┌─ Supplied records
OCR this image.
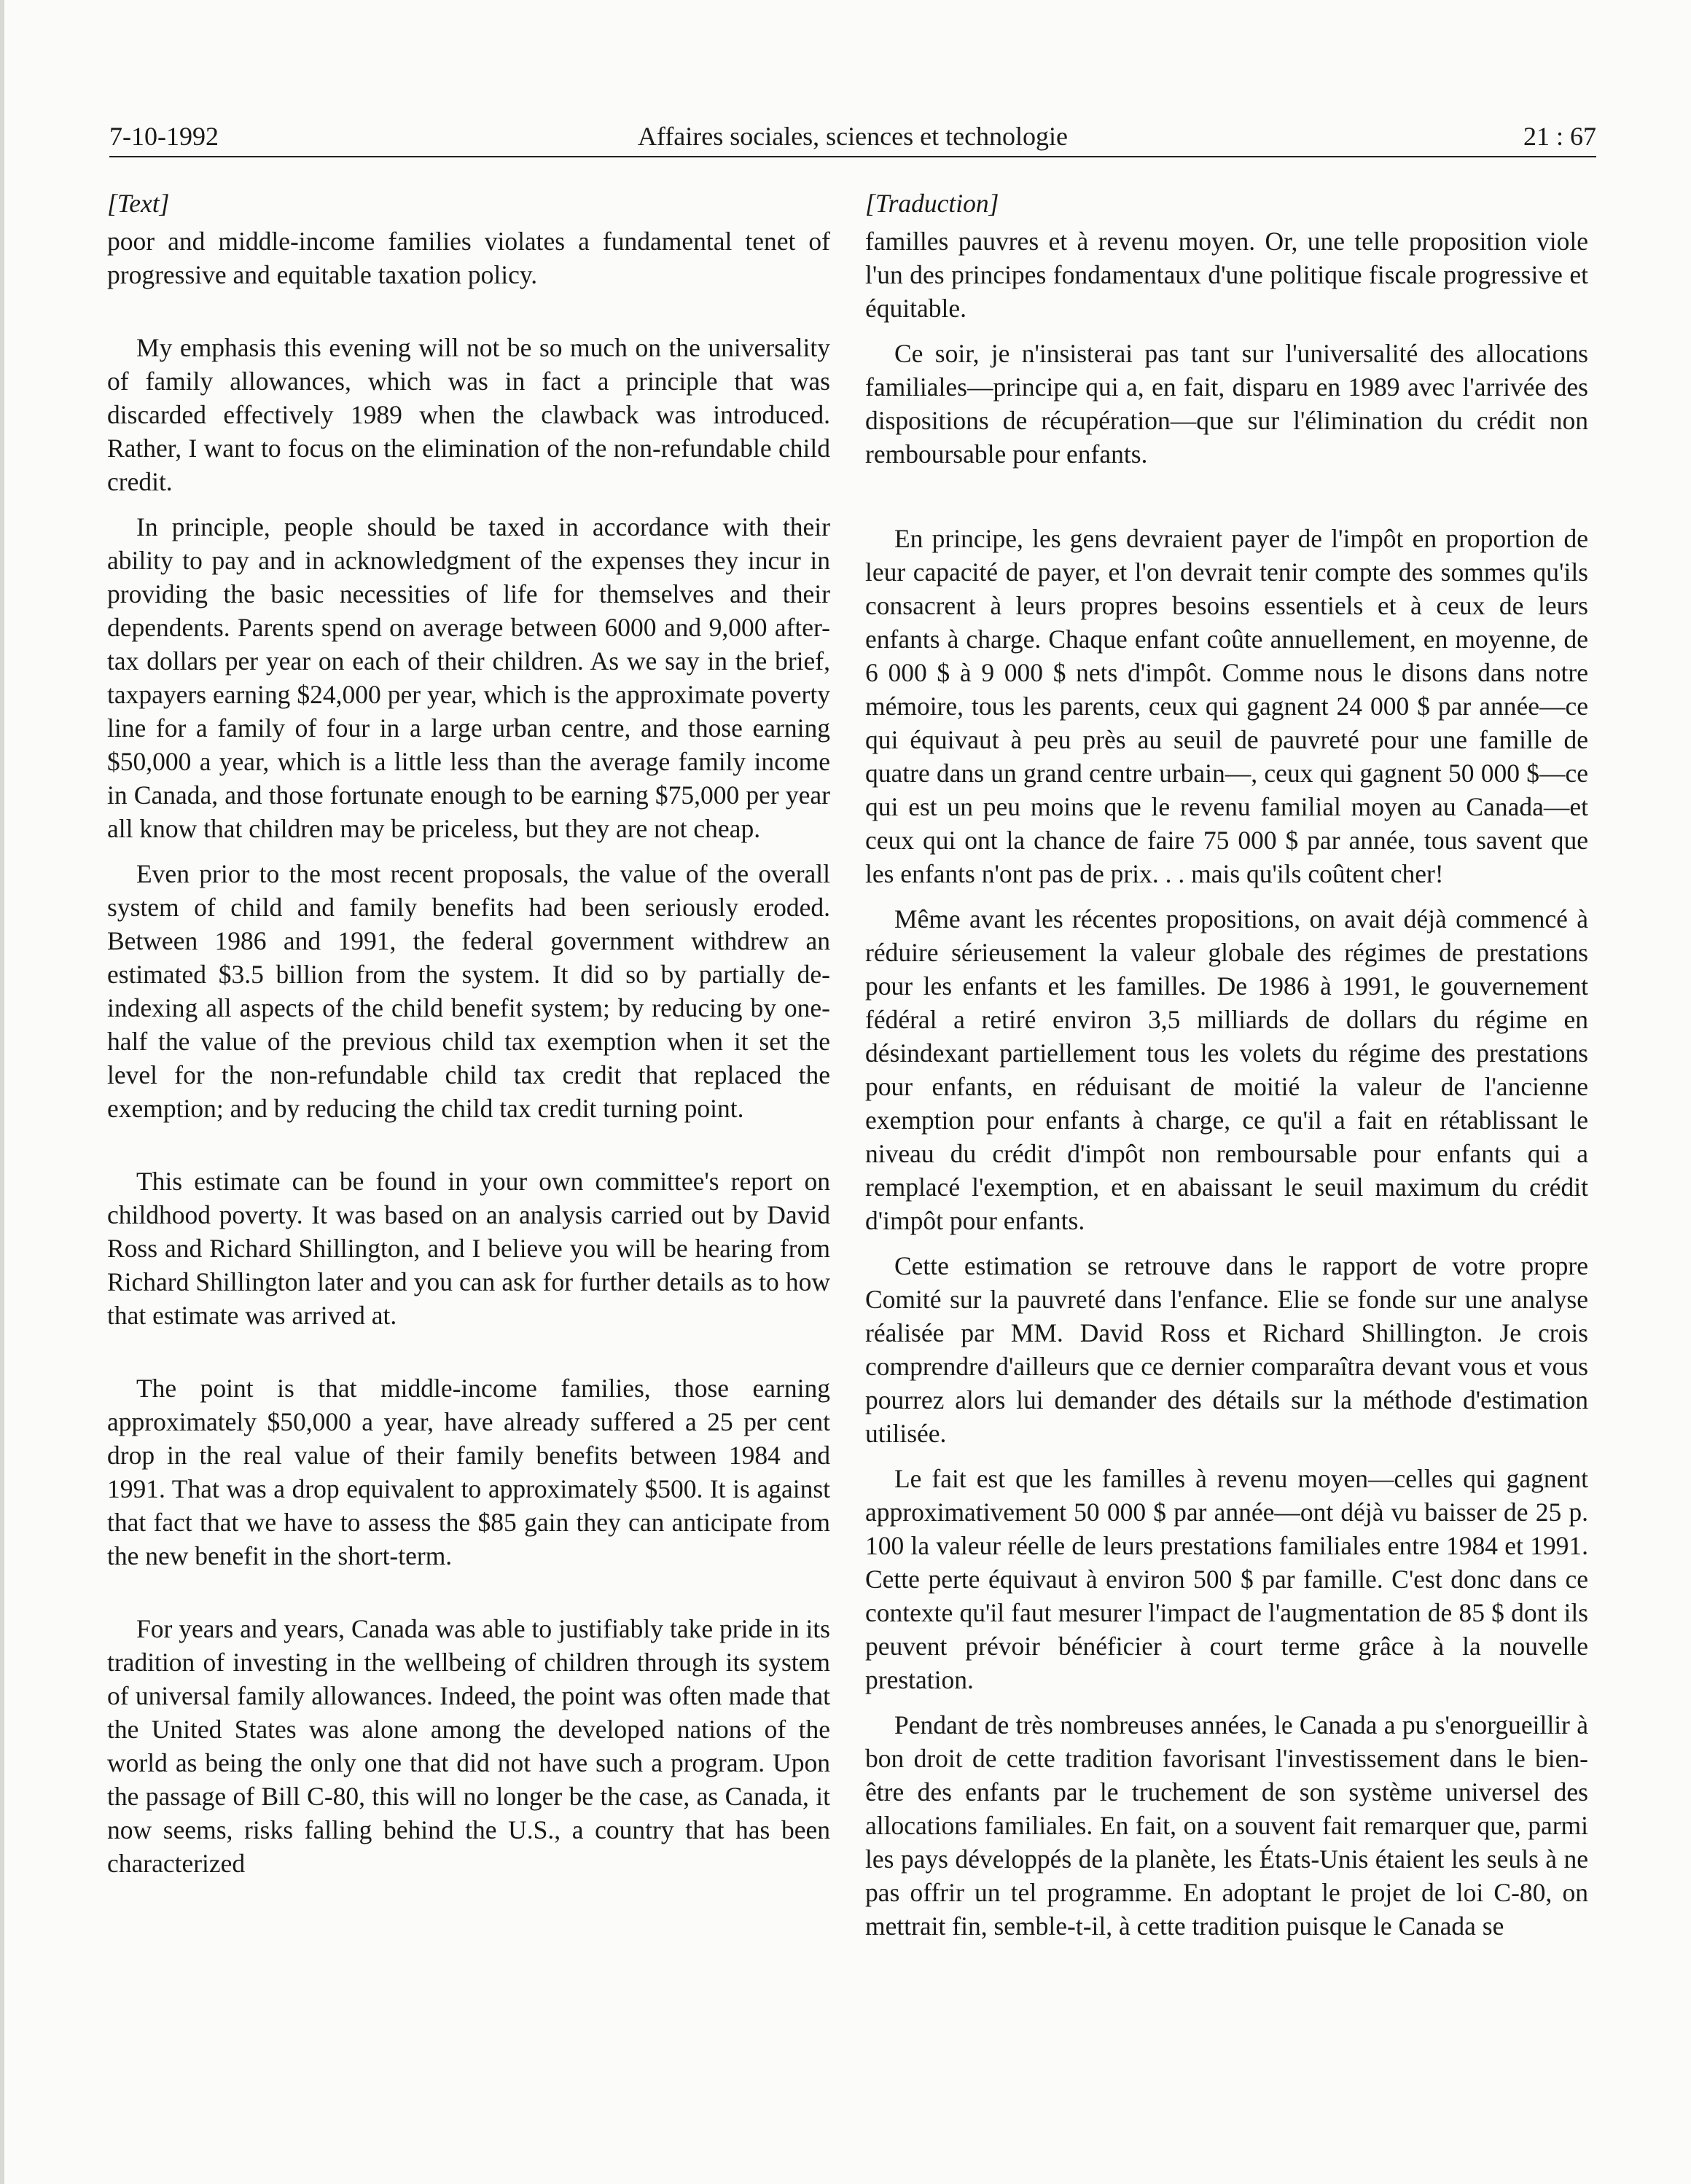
7-10-1992	Affaires sociales, sciences et technologie	21 : 67

[Text]

poor and middle-income families violates a fundamental tenet of progressive and equitable taxation policy.

My emphasis this evening will not be so much on the universality of family allowances, which was in fact a principle that was discarded effectively 1989 when the clawback was introduced. Rather, I want to focus on the elimination of the non-refundable child credit.

In principle, people should be taxed in accordance with their ability to pay and in acknowledgment of the expenses they incur in providing the basic necessities of life for themselves and their dependents. Parents spend on average between 6000 and 9,000 after-tax dollars per year on each of their children. As we say in the brief, taxpayers earning $24,000 per year, which is the approximate poverty line for a family of four in a large urban centre, and those earning $50,000 a year, which is a little less than the average family income in Canada, and those fortunate enough to be earning $75,000 per year all know that children may be priceless, but they are not cheap.

Even prior to the most recent proposals, the value of the overall system of child and family benefits had been seriously eroded. Between 1986 and 1991, the federal government withdrew an estimated $3.5 billion from the system. It did so by partially de-indexing all aspects of the child benefit system; by reducing by one-half the value of the previous child tax exemption when it set the level for the non-refundable child tax credit that replaced the exemption; and by reducing the child tax credit turning point.

This estimate can be found in your own committee's report on childhood poverty. It was based on an analysis carried out by David Ross and Richard Shillington, and I believe you will be hearing from Richard Shillington later and you can ask for further details as to how that estimate was arrived at.

The point is that middle-income families, those earning approximately $50,000 a year, have already suffered a 25 per cent drop in the real value of their family benefits between 1984 and 1991. That was a drop equivalent to approximately $500. It is against that fact that we have to assess the $85 gain they can anticipate from the new benefit in the short-term.

For years and years, Canada was able to justifiably take pride in its tradition of investing in the wellbeing of children through its system of universal family allowances. Indeed, the point was often made that the United States was alone among the developed nations of the world as being the only one that did not have such a program. Upon the passage of Bill C-80, this will no longer be the case, as Canada, it now seems, risks falling behind the U.S., a country that has been characterized

[Traduction]

familles pauvres et à revenu moyen. Or, une telle proposition viole l'un des principes fondamentaux d'une politique fiscale progressive et équitable.

Ce soir, je n'insisterai pas tant sur l'universalité des allocations familiales—principe qui a, en fait, disparu en 1989 avec l'arrivée des dispositions de récupération—que sur l'élimination du crédit non remboursable pour enfants.

En principe, les gens devraient payer de l'impôt en proportion de leur capacité de payer, et l'on devrait tenir compte des sommes qu'ils consacrent à leurs propres besoins essentiels et à ceux de leurs enfants à charge. Chaque enfant coûte annuellement, en moyenne, de 6 000 $ à 9 000 $ nets d'impôt. Comme nous le disons dans notre mémoire, tous les parents, ceux qui gagnent 24 000 $ par année—ce qui équivaut à peu près au seuil de pauvreté pour une famille de quatre dans un grand centre urbain—, ceux qui gagnent 50 000 $—ce qui est un peu moins que le revenu familial moyen au Canada—et ceux qui ont la chance de faire 75 000 $ par année, tous savent que les enfants n'ont pas de prix. . . mais qu'ils coûtent cher!

Même avant les récentes propositions, on avait déjà commencé à réduire sérieusement la valeur globale des régimes de prestations pour les enfants et les familles. De 1986 à 1991, le gouvernement fédéral a retiré environ 3,5 milliards de dollars du régime en désindexant partiellement tous les volets du régime des prestations pour enfants, en réduisant de moitié la valeur de l'ancienne exemption pour enfants à charge, ce qu'il a fait en rétablissant le niveau du crédit d'impôt non remboursable pour enfants qui a remplacé l'exemption, et en abaissant le seuil maximum du crédit d'impôt pour enfants.

Cette estimation se retrouve dans le rapport de votre propre Comité sur la pauvreté dans l'enfance. Elie se fonde sur une analyse réalisée par MM. David Ross et Richard Shillington. Je crois comprendre d'ailleurs que ce dernier comparaîtra devant vous et vous pourrez alors lui demander des détails sur la méthode d'estimation utilisée.

Le fait est que les familles à revenu moyen—celles qui gagnent approximativement 50 000 $ par année—ont déjà vu baisser de 25 p. 100 la valeur réelle de leurs prestations familiales entre 1984 et 1991. Cette perte équivaut à environ 500 $ par famille. C'est donc dans ce contexte qu'il faut mesurer l'impact de l'augmentation de 85 $ dont ils peuvent prévoir bénéficier à court terme grâce à la nouvelle prestation.

Pendant de très nombreuses années, le Canada a pu s'enorgueillir à bon droit de cette tradition favorisant l'investissement dans le bien-être des enfants par le truchement de son système universel des allocations familiales. En fait, on a souvent fait remarquer que, parmi les pays développés de la planète, les États-Unis étaient les seuls à ne pas offrir un tel programme. En adoptant le projet de loi C-80, on mettrait fin, semble-t-il, à cette tradition puisque le Canada se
└─
_Instructions to follow_.
Leave out the pictures and copy the rest of the material above exactly.

_The output_.
OCR this image.
7-10-1992	Affaires sociales, sciences et technologie	21 : 67

[Text]

poor and middle-income families violates a fundamental tenet of progressive and equitable taxation policy.

My emphasis this evening will not be so much on the universality of family allowances, which was in fact a principle that was discarded effectively 1989 when the clawback was introduced. Rather, I want to focus on the elimination of the non-refundable child credit.

In principle, people should be taxed in accordance with their ability to pay and in acknowledgment of the expenses they incur in providing the basic necessities of life for themselves and their dependents. Parents spend on average between 6000 and 9,000 after-tax dollars per year on each of their children. As we say in the brief, taxpayers earning $24,000 per year, which is the approximate poverty line for a family of four in a large urban centre, and those earning $50,000 a year, which is a little less than the average family income in Canada, and those fortunate enough to be earning $75,000 per year all know that children may be priceless, but they are not cheap.

Even prior to the most recent proposals, the value of the overall system of child and family benefits had been seriously eroded. Between 1986 and 1991, the federal government withdrew an estimated $3.5 billion from the system. It did so by partially de-indexing all aspects of the child benefit system; by reducing by one-half the value of the previous child tax exemption when it set the level for the non-refundable child tax credit that replaced the exemption; and by reducing the child tax credit turning point.

This estimate can be found in your own committee's report on childhood poverty. It was based on an analysis carried out by David Ross and Richard Shillington, and I believe you will be hearing from Richard Shillington later and you can ask for further details as to how that estimate was arrived at.

The point is that middle-income families, those earning approximately $50,000 a year, have already suffered a 25 per cent drop in the real value of their family benefits between 1984 and 1991. That was a drop equivalent to approximately $500. It is against that fact that we have to assess the $85 gain they can anticipate from the new benefit in the short-term.

For years and years, Canada was able to justifiably take pride in its tradition of investing in the wellbeing of children through its system of universal family allowances. Indeed, the point was often made that the United States was alone among the developed nations of the world as being the only one that did not have such a program. Upon the passage of Bill C-80, this will no longer be the case, as Canada, it now seems, risks falling behind the U.S., a country that has been characterized

[Traduction]

familles pauvres et à revenu moyen. Or, une telle proposition viole l'un des principes fondamentaux d'une politique fiscale progressive et équitable.

Ce soir, je n'insisterai pas tant sur l'universalité des allocations familiales—principe qui a, en fait, disparu en 1989 avec l'arrivée des dispositions de récupération—que sur l'élimination du crédit non remboursable pour enfants.

En principe, les gens devraient payer de l'impôt en proportion de leur capacité de payer, et l'on devrait tenir compte des sommes qu'ils consacrent à leurs propres besoins essentiels et à ceux de leurs enfants à charge. Chaque enfant coûte annuellement, en moyenne, de 6 000 $ à 9 000 $ nets d'impôt. Comme nous le disons dans notre mémoire, tous les parents, ceux qui gagnent 24 000 $ par année—ce qui équivaut à peu près au seuil de pauvreté pour une famille de quatre dans un grand centre urbain—, ceux qui gagnent 50 000 $—ce qui est un peu moins que le revenu familial moyen au Canada—et ceux qui ont la chance de faire 75 000 $ par année, tous savent que les enfants n'ont pas de prix. . . mais qu'ils coûtent cher!

Même avant les récentes propositions, on avait déjà commencé à réduire sérieusement la valeur globale des régimes de prestations pour les enfants et les familles. De 1986 à 1991, le gouvernement fédéral a retiré environ 3,5 milliards de dollars du régime en désindexant partiellement tous les volets du régime des prestations pour enfants, en réduisant de moitié la valeur de l'ancienne exemption pour enfants à charge, ce qu'il a fait en rétablissant le niveau du crédit d'impôt non remboursable pour enfants qui a remplacé l'exemption, et en abaissant le seuil maximum du crédit d'impôt pour enfants.

Cette estimation se retrouve dans le rapport de votre propre Comité sur la pauvreté dans l'enfance. Elie se fonde sur une analyse réalisée par MM. David Ross et Richard Shillington. Je crois comprendre d'ailleurs que ce dernier comparaîtra devant vous et vous pourrez alors lui demander des détails sur la méthode d'estimation utilisée.

Le fait est que les familles à revenu moyen—celles qui gagnent approximativement 50 000 $ par année—ont déjà vu baisser de 25 p. 100 la valeur réelle de leurs prestations familiales entre 1984 et 1991. Cette perte équivaut à environ 500 $ par famille. C'est donc dans ce contexte qu'il faut mesurer l'impact de l'augmentation de 85 $ dont ils peuvent prévoir bénéficier à court terme grâce à la nouvelle prestation.

Pendant de très nombreuses années, le Canada a pu s'enorgueillir à bon droit de cette tradition favorisant l'investissement dans le bien-être des enfants par le truchement de son système universel des allocations familiales. En fait, on a souvent fait remarquer que, parmi les pays développés de la planète, les États-Unis étaient les seuls à ne pas offrir un tel programme. En adoptant le projet de loi C-80, on mettrait fin, semble-t-il, à cette tradition puisque le Canada se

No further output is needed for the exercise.